■ INSTRUCTIONS FOR THE TASK
Reproduce every record exactly as it appears, but not the pictures.

■ TASK INPUT
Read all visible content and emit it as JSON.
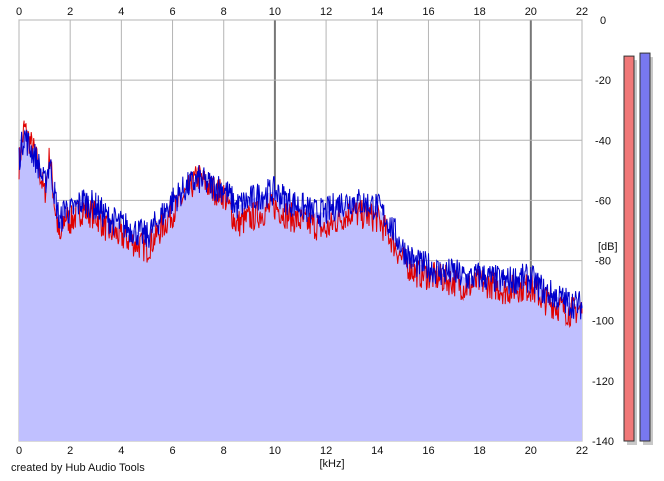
{
  "chart_data": {
    "type": "line",
    "title": "",
    "xlabel": "[kHz]",
    "ylabel": "[dB]",
    "xlim": [
      0,
      22
    ],
    "ylim": [
      -140,
      0
    ],
    "grid": true,
    "x_ticks": [
      0,
      2,
      4,
      6,
      8,
      10,
      12,
      14,
      16,
      18,
      20,
      22
    ],
    "y_ticks": [
      0,
      -20,
      -40,
      -60,
      -80,
      -100,
      -120,
      -140
    ],
    "y_tick_labels": [
      "0",
      "-20",
      "-40",
      "-60",
      "-80",
      "-100",
      "-120",
      "-140"
    ],
    "series": [
      {
        "color": "#e00000",
        "x": [
          0,
          0.2,
          0.4,
          0.6,
          0.8,
          1.0,
          1.2,
          1.4,
          1.6,
          1.8,
          2.0,
          2.5,
          3.0,
          3.5,
          4.0,
          4.5,
          5.0,
          5.5,
          6.0,
          6.5,
          7.0,
          7.5,
          8.0,
          8.5,
          9.0,
          9.5,
          10.0,
          10.5,
          11.0,
          11.5,
          12.0,
          12.5,
          13.0,
          13.5,
          14.0,
          14.5,
          15.0,
          15.5,
          16.0,
          16.5,
          17.0,
          17.5,
          18.0,
          18.5,
          19.0,
          19.5,
          20.0,
          20.5,
          21.0,
          21.5,
          22.0
        ],
        "values": [
          -48,
          -36,
          -40,
          -44,
          -50,
          -58,
          -45,
          -62,
          -74,
          -65,
          -67,
          -63,
          -65,
          -70,
          -72,
          -74,
          -76,
          -70,
          -64,
          -58,
          -52,
          -56,
          -58,
          -68,
          -66,
          -64,
          -62,
          -65,
          -67,
          -68,
          -70,
          -66,
          -64,
          -65,
          -66,
          -72,
          -80,
          -84,
          -85,
          -86,
          -87,
          -89,
          -87,
          -88,
          -90,
          -89,
          -89,
          -93,
          -95,
          -97,
          -96
        ]
      },
      {
        "color": "#0000cc",
        "x": [
          0,
          0.2,
          0.4,
          0.6,
          0.8,
          1.0,
          1.2,
          1.4,
          1.6,
          1.8,
          2.0,
          2.5,
          3.0,
          3.5,
          4.0,
          4.5,
          5.0,
          5.5,
          6.0,
          6.5,
          7.0,
          7.5,
          8.0,
          8.5,
          9.0,
          9.5,
          10.0,
          10.5,
          11.0,
          11.5,
          12.0,
          12.5,
          13.0,
          13.5,
          14.0,
          14.5,
          15.0,
          15.5,
          16.0,
          16.5,
          17.0,
          17.5,
          18.0,
          18.5,
          19.0,
          19.5,
          20.0,
          20.5,
          21.0,
          21.5,
          22.0
        ],
        "values": [
          -46,
          -38,
          -42,
          -45,
          -49,
          -55,
          -47,
          -58,
          -68,
          -62,
          -64,
          -60,
          -62,
          -66,
          -68,
          -70,
          -72,
          -66,
          -60,
          -56,
          -53,
          -55,
          -56,
          -62,
          -60,
          -58,
          -57,
          -60,
          -62,
          -64,
          -64,
          -61,
          -60,
          -61,
          -62,
          -68,
          -76,
          -81,
          -82,
          -84,
          -84,
          -86,
          -85,
          -86,
          -87,
          -86,
          -86,
          -90,
          -92,
          -94,
          -95
        ]
      }
    ],
    "fill_color": "#c0c0ff",
    "fill_series": "envelope",
    "level_meters": [
      {
        "color": "#f07878",
        "level_db": -12
      },
      {
        "color": "#7878f0",
        "level_db": -11
      }
    ]
  },
  "footer": {
    "credit": "created by Hub Audio Tools"
  }
}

■ RESPONSE TO THIS EXERCISE
Read all visible content and emit it as JSON.
{
  "chart_data": {
    "type": "line",
    "title": "",
    "xlabel": "[kHz]",
    "ylabel": "[dB]",
    "xlim": [
      0,
      22
    ],
    "ylim": [
      -140,
      0
    ],
    "grid": true,
    "x_ticks": [
      0,
      2,
      4,
      6,
      8,
      10,
      12,
      14,
      16,
      18,
      20,
      22
    ],
    "y_ticks": [
      0,
      -20,
      -40,
      -60,
      -80,
      -100,
      -120,
      -140
    ],
    "y_tick_labels": [
      "0",
      "-20",
      "-40",
      "-60",
      "-80",
      "-100",
      "-120",
      "-140"
    ],
    "series": [
      {
        "color": "#e00000",
        "x": [
          0,
          0.2,
          0.4,
          0.6,
          0.8,
          1.0,
          1.2,
          1.4,
          1.6,
          1.8,
          2.0,
          2.5,
          3.0,
          3.5,
          4.0,
          4.5,
          5.0,
          5.5,
          6.0,
          6.5,
          7.0,
          7.5,
          8.0,
          8.5,
          9.0,
          9.5,
          10.0,
          10.5,
          11.0,
          11.5,
          12.0,
          12.5,
          13.0,
          13.5,
          14.0,
          14.5,
          15.0,
          15.5,
          16.0,
          16.5,
          17.0,
          17.5,
          18.0,
          18.5,
          19.0,
          19.5,
          20.0,
          20.5,
          21.0,
          21.5,
          22.0
        ],
        "values": [
          -48,
          -36,
          -40,
          -44,
          -50,
          -58,
          -45,
          -62,
          -74,
          -65,
          -67,
          -63,
          -65,
          -70,
          -72,
          -74,
          -76,
          -70,
          -64,
          -58,
          -52,
          -56,
          -58,
          -68,
          -66,
          -64,
          -62,
          -65,
          -67,
          -68,
          -70,
          -66,
          -64,
          -65,
          -66,
          -72,
          -80,
          -84,
          -85,
          -86,
          -87,
          -89,
          -87,
          -88,
          -90,
          -89,
          -89,
          -93,
          -95,
          -97,
          -96
        ]
      },
      {
        "color": "#0000cc",
        "x": [
          0,
          0.2,
          0.4,
          0.6,
          0.8,
          1.0,
          1.2,
          1.4,
          1.6,
          1.8,
          2.0,
          2.5,
          3.0,
          3.5,
          4.0,
          4.5,
          5.0,
          5.5,
          6.0,
          6.5,
          7.0,
          7.5,
          8.0,
          8.5,
          9.0,
          9.5,
          10.0,
          10.5,
          11.0,
          11.5,
          12.0,
          12.5,
          13.0,
          13.5,
          14.0,
          14.5,
          15.0,
          15.5,
          16.0,
          16.5,
          17.0,
          17.5,
          18.0,
          18.5,
          19.0,
          19.5,
          20.0,
          20.5,
          21.0,
          21.5,
          22.0
        ],
        "values": [
          -46,
          -38,
          -42,
          -45,
          -49,
          -55,
          -47,
          -58,
          -68,
          -62,
          -64,
          -60,
          -62,
          -66,
          -68,
          -70,
          -72,
          -66,
          -60,
          -56,
          -53,
          -55,
          -56,
          -62,
          -60,
          -58,
          -57,
          -60,
          -62,
          -64,
          -64,
          -61,
          -60,
          -61,
          -62,
          -68,
          -76,
          -81,
          -82,
          -84,
          -84,
          -86,
          -85,
          -86,
          -87,
          -86,
          -86,
          -90,
          -92,
          -94,
          -95
        ]
      }
    ],
    "fill_color": "#c0c0ff",
    "fill_series": "envelope",
    "level_meters": [
      {
        "color": "#f07878",
        "level_db": -12
      },
      {
        "color": "#7878f0",
        "level_db": -11
      }
    ]
  },
  "footer": {
    "credit": "created by Hub Audio Tools"
  }
}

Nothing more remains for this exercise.